** Start INPUT DATA **

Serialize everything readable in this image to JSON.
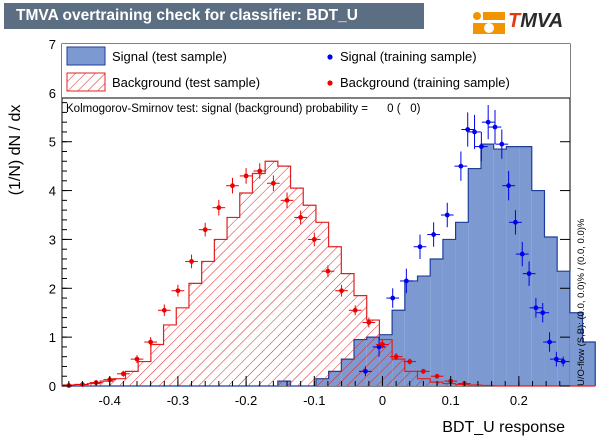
{
  "header": {
    "title": "TMVA overtraining check for classifier: BDT_U",
    "logo_prefix": "T",
    "logo_suffix": "MVA"
  },
  "colors": {
    "title_bar": "#5c6f82",
    "signal_fill": "#7d99d1",
    "signal_line": "#1f3e9b",
    "background_hatch": "#e02020",
    "signal_marker": "#0000ee",
    "background_marker": "#ee0000"
  },
  "chart_data": {
    "type": "histogram",
    "title": "TMVA overtraining check for classifier: BDT_U",
    "xlabel": "BDT_U response",
    "ylabel": "(1/N) dN / dx",
    "xlim": [
      -0.47,
      0.275
    ],
    "ylim": [
      0,
      7
    ],
    "bin_width": 0.01862,
    "x_ticks": [
      "-0.4",
      "-0.3",
      "-0.2",
      "-0.1",
      "0",
      "0.1",
      "0.2"
    ],
    "x_tick_values": [
      -0.4,
      -0.3,
      -0.2,
      -0.1,
      0,
      0.1,
      0.2
    ],
    "y_ticks": [
      "0",
      "1",
      "2",
      "3",
      "4",
      "5",
      "6",
      "7"
    ],
    "y_tick_values": [
      0,
      1,
      2,
      3,
      4,
      5,
      6,
      7
    ],
    "legend": [
      {
        "label": "Signal (test sample)",
        "kind": "signal-fill"
      },
      {
        "label": "Signal (training sample)",
        "kind": "signal-marker"
      },
      {
        "label": "Background (test sample)",
        "kind": "background-hatch"
      },
      {
        "label": "Background (training sample)",
        "kind": "background-marker"
      }
    ],
    "ks_text": "Kolmogorov-Smirnov test: signal (background) probability =      0 (   0)",
    "overflow_text": "U/O-flow (S,B): (0.0, 0.0)% / (0.0, 0.0)%",
    "series": [
      {
        "name": "Signal (test sample)",
        "style": "histogram-fill",
        "values": [
          0,
          0,
          0,
          0,
          0,
          0,
          0,
          0,
          0,
          0,
          0,
          0,
          0,
          0,
          0,
          0,
          0,
          0.1,
          0,
          0,
          0.15,
          0.3,
          0.55,
          0.95,
          1.0,
          1.05,
          1.55,
          2.15,
          2.25,
          2.6,
          3.0,
          3.35,
          4.45,
          4.95,
          4.85,
          4.9,
          4.9,
          4.0,
          3.05,
          2.35,
          1.5,
          0.9
        ]
      },
      {
        "name": "Background (test sample)",
        "style": "histogram-hatch",
        "values": [
          0.02,
          0.03,
          0.05,
          0.1,
          0.15,
          0.3,
          0.5,
          0.85,
          1.25,
          1.6,
          2.1,
          2.55,
          3.0,
          3.45,
          3.95,
          4.35,
          4.6,
          4.5,
          4.05,
          3.7,
          3.35,
          2.85,
          2.3,
          1.85,
          1.35,
          0.95,
          0.55,
          0.3,
          0.15,
          0.08,
          0.05,
          0.03,
          0.02,
          0.01,
          0,
          0,
          0,
          0,
          0,
          0,
          0,
          0
        ]
      },
      {
        "name": "Signal (training sample)",
        "style": "markers",
        "x": [
          -0.025,
          -0.005,
          0.015,
          0.035,
          0.055,
          0.075,
          0.095,
          0.115,
          0.125,
          0.135,
          0.145,
          0.155,
          0.165,
          0.175,
          0.185,
          0.195,
          0.205,
          0.215,
          0.225,
          0.235,
          0.245,
          0.255,
          0.265
        ],
        "y": [
          0.3,
          0.8,
          1.8,
          2.15,
          2.85,
          3.1,
          3.5,
          4.5,
          5.25,
          5.2,
          4.9,
          5.4,
          5.3,
          4.95,
          4.1,
          3.35,
          2.7,
          2.3,
          1.6,
          1.5,
          0.9,
          0.55,
          0.5
        ],
        "yerr": [
          0.1,
          0.2,
          0.2,
          0.25,
          0.25,
          0.25,
          0.25,
          0.3,
          0.35,
          0.35,
          0.3,
          0.35,
          0.35,
          0.3,
          0.3,
          0.25,
          0.25,
          0.25,
          0.2,
          0.2,
          0.2,
          0.15,
          0.1
        ]
      },
      {
        "name": "Background (training sample)",
        "style": "markers",
        "x": [
          -0.46,
          -0.44,
          -0.42,
          -0.4,
          -0.38,
          -0.36,
          -0.34,
          -0.32,
          -0.3,
          -0.28,
          -0.26,
          -0.24,
          -0.22,
          -0.2,
          -0.18,
          -0.16,
          -0.14,
          -0.12,
          -0.1,
          -0.08,
          -0.06,
          -0.04,
          -0.02,
          0.0,
          0.02,
          0.04,
          0.06,
          0.08,
          0.1,
          0.12
        ],
        "y": [
          0.01,
          0.03,
          0.07,
          0.13,
          0.25,
          0.55,
          0.9,
          1.55,
          1.95,
          2.55,
          3.2,
          3.65,
          4.1,
          4.3,
          4.4,
          4.15,
          3.8,
          3.45,
          3.0,
          2.35,
          1.95,
          1.55,
          1.3,
          0.85,
          0.6,
          0.5,
          0.3,
          0.2,
          0.1,
          0.05
        ],
        "yerr": [
          0.01,
          0.02,
          0.03,
          0.05,
          0.06,
          0.08,
          0.1,
          0.12,
          0.12,
          0.14,
          0.14,
          0.16,
          0.16,
          0.16,
          0.16,
          0.16,
          0.16,
          0.14,
          0.14,
          0.12,
          0.12,
          0.1,
          0.1,
          0.08,
          0.07,
          0.06,
          0.05,
          0.04,
          0.03,
          0.02
        ]
      }
    ]
  }
}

** End INPUT DATA **

▶ [WRITTEN PROBLEM]
Leaving all pictures aside, quote each record exactly.

▶ [PROBLEM SOLUTION]
Serialize everything readable in this image to JSON.
{
  "header": {
    "title": "TMVA overtraining check for classifier: BDT_U",
    "logo_prefix": "T",
    "logo_suffix": "MVA"
  },
  "colors": {
    "title_bar": "#5c6f82",
    "signal_fill": "#7d99d1",
    "signal_line": "#1f3e9b",
    "background_hatch": "#e02020",
    "signal_marker": "#0000ee",
    "background_marker": "#ee0000"
  },
  "chart_data": {
    "type": "histogram",
    "title": "TMVA overtraining check for classifier: BDT_U",
    "xlabel": "BDT_U response",
    "ylabel": "(1/N) dN / dx",
    "xlim": [
      -0.47,
      0.275
    ],
    "ylim": [
      0,
      7
    ],
    "bin_width": 0.01862,
    "x_ticks": [
      "-0.4",
      "-0.3",
      "-0.2",
      "-0.1",
      "0",
      "0.1",
      "0.2"
    ],
    "x_tick_values": [
      -0.4,
      -0.3,
      -0.2,
      -0.1,
      0,
      0.1,
      0.2
    ],
    "y_ticks": [
      "0",
      "1",
      "2",
      "3",
      "4",
      "5",
      "6",
      "7"
    ],
    "y_tick_values": [
      0,
      1,
      2,
      3,
      4,
      5,
      6,
      7
    ],
    "legend": [
      {
        "label": "Signal (test sample)",
        "kind": "signal-fill"
      },
      {
        "label": "Signal (training sample)",
        "kind": "signal-marker"
      },
      {
        "label": "Background (test sample)",
        "kind": "background-hatch"
      },
      {
        "label": "Background (training sample)",
        "kind": "background-marker"
      }
    ],
    "ks_text": "Kolmogorov-Smirnov test: signal (background) probability =      0 (   0)",
    "overflow_text": "U/O-flow (S,B): (0.0, 0.0)% / (0.0, 0.0)%",
    "series": [
      {
        "name": "Signal (test sample)",
        "style": "histogram-fill",
        "values": [
          0,
          0,
          0,
          0,
          0,
          0,
          0,
          0,
          0,
          0,
          0,
          0,
          0,
          0,
          0,
          0,
          0,
          0.1,
          0,
          0,
          0.15,
          0.3,
          0.55,
          0.95,
          1.0,
          1.05,
          1.55,
          2.15,
          2.25,
          2.6,
          3.0,
          3.35,
          4.45,
          4.95,
          4.85,
          4.9,
          4.9,
          4.0,
          3.05,
          2.35,
          1.5,
          0.9
        ]
      },
      {
        "name": "Background (test sample)",
        "style": "histogram-hatch",
        "values": [
          0.02,
          0.03,
          0.05,
          0.1,
          0.15,
          0.3,
          0.5,
          0.85,
          1.25,
          1.6,
          2.1,
          2.55,
          3.0,
          3.45,
          3.95,
          4.35,
          4.6,
          4.5,
          4.05,
          3.7,
          3.35,
          2.85,
          2.3,
          1.85,
          1.35,
          0.95,
          0.55,
          0.3,
          0.15,
          0.08,
          0.05,
          0.03,
          0.02,
          0.01,
          0,
          0,
          0,
          0,
          0,
          0,
          0,
          0
        ]
      },
      {
        "name": "Signal (training sample)",
        "style": "markers",
        "x": [
          -0.025,
          -0.005,
          0.015,
          0.035,
          0.055,
          0.075,
          0.095,
          0.115,
          0.125,
          0.135,
          0.145,
          0.155,
          0.165,
          0.175,
          0.185,
          0.195,
          0.205,
          0.215,
          0.225,
          0.235,
          0.245,
          0.255,
          0.265
        ],
        "y": [
          0.3,
          0.8,
          1.8,
          2.15,
          2.85,
          3.1,
          3.5,
          4.5,
          5.25,
          5.2,
          4.9,
          5.4,
          5.3,
          4.95,
          4.1,
          3.35,
          2.7,
          2.3,
          1.6,
          1.5,
          0.9,
          0.55,
          0.5
        ],
        "yerr": [
          0.1,
          0.2,
          0.2,
          0.25,
          0.25,
          0.25,
          0.25,
          0.3,
          0.35,
          0.35,
          0.3,
          0.35,
          0.35,
          0.3,
          0.3,
          0.25,
          0.25,
          0.25,
          0.2,
          0.2,
          0.2,
          0.15,
          0.1
        ]
      },
      {
        "name": "Background (training sample)",
        "style": "markers",
        "x": [
          -0.46,
          -0.44,
          -0.42,
          -0.4,
          -0.38,
          -0.36,
          -0.34,
          -0.32,
          -0.3,
          -0.28,
          -0.26,
          -0.24,
          -0.22,
          -0.2,
          -0.18,
          -0.16,
          -0.14,
          -0.12,
          -0.1,
          -0.08,
          -0.06,
          -0.04,
          -0.02,
          0.0,
          0.02,
          0.04,
          0.06,
          0.08,
          0.1,
          0.12
        ],
        "y": [
          0.01,
          0.03,
          0.07,
          0.13,
          0.25,
          0.55,
          0.9,
          1.55,
          1.95,
          2.55,
          3.2,
          3.65,
          4.1,
          4.3,
          4.4,
          4.15,
          3.8,
          3.45,
          3.0,
          2.35,
          1.95,
          1.55,
          1.3,
          0.85,
          0.6,
          0.5,
          0.3,
          0.2,
          0.1,
          0.05
        ],
        "yerr": [
          0.01,
          0.02,
          0.03,
          0.05,
          0.06,
          0.08,
          0.1,
          0.12,
          0.12,
          0.14,
          0.14,
          0.16,
          0.16,
          0.16,
          0.16,
          0.16,
          0.16,
          0.14,
          0.14,
          0.12,
          0.12,
          0.1,
          0.1,
          0.08,
          0.07,
          0.06,
          0.05,
          0.04,
          0.03,
          0.02
        ]
      }
    ]
  }
}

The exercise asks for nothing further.